• **INSTRUCTIONS FOR THE TASK**
Locate the word "JSON" in the entries below, then gather every line that holds it.
# # # # # # #
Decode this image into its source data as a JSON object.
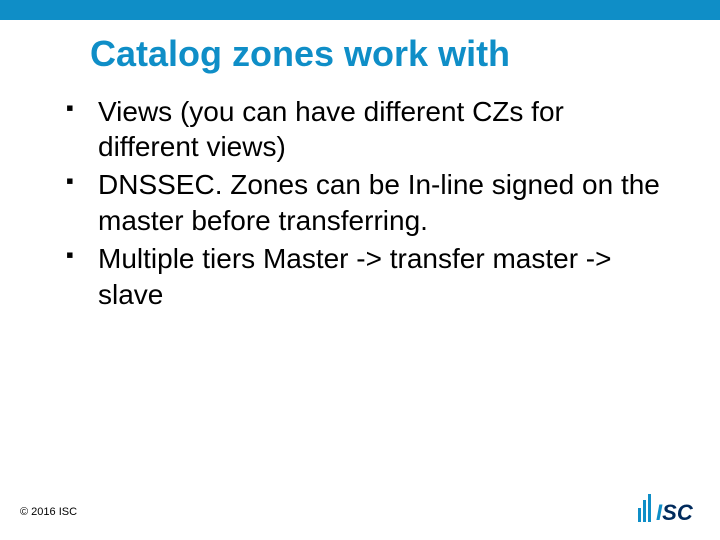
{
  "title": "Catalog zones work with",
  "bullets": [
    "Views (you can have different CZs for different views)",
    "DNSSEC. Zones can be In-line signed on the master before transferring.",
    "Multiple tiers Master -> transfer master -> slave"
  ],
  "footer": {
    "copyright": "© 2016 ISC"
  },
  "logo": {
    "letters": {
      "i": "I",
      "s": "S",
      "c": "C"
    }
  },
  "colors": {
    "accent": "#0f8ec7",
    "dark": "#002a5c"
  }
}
# # # # # # #
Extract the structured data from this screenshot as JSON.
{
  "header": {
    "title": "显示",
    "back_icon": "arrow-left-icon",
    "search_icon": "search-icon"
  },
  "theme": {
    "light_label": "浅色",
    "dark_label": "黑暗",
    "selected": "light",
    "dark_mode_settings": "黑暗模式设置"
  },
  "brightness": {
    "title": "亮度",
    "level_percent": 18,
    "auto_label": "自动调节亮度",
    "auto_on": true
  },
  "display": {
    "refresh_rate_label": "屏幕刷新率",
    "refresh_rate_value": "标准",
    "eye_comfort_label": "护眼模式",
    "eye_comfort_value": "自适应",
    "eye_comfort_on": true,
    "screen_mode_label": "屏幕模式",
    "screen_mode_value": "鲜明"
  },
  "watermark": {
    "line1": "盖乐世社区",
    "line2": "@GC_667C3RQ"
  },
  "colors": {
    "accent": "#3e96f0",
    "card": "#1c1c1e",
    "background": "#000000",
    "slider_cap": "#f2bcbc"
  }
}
# # # # # # #
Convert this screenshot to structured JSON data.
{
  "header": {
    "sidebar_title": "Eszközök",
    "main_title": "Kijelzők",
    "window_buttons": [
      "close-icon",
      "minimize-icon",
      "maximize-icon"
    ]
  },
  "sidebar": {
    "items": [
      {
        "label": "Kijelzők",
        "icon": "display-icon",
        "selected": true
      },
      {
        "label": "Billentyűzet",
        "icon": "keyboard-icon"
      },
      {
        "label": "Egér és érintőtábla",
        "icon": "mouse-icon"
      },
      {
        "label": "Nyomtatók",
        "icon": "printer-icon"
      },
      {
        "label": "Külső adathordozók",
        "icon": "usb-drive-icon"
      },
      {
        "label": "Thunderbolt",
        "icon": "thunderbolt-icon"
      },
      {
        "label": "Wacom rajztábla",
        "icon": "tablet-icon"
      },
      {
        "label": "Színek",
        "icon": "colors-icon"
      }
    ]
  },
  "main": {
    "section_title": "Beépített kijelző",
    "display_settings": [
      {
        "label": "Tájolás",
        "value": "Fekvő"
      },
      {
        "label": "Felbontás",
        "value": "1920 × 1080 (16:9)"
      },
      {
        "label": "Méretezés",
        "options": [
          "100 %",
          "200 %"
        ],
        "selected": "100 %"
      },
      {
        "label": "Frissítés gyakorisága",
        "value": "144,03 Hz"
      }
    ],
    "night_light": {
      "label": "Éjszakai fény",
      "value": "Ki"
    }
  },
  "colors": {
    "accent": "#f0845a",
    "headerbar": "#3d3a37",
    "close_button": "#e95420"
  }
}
# # # # # # #
• **EXPECTED ANSWER**
Decode this image into its source data as a JSON object.
Extract the structured data from this screenshot as JSON.
Convert this screenshot to structured JSON data.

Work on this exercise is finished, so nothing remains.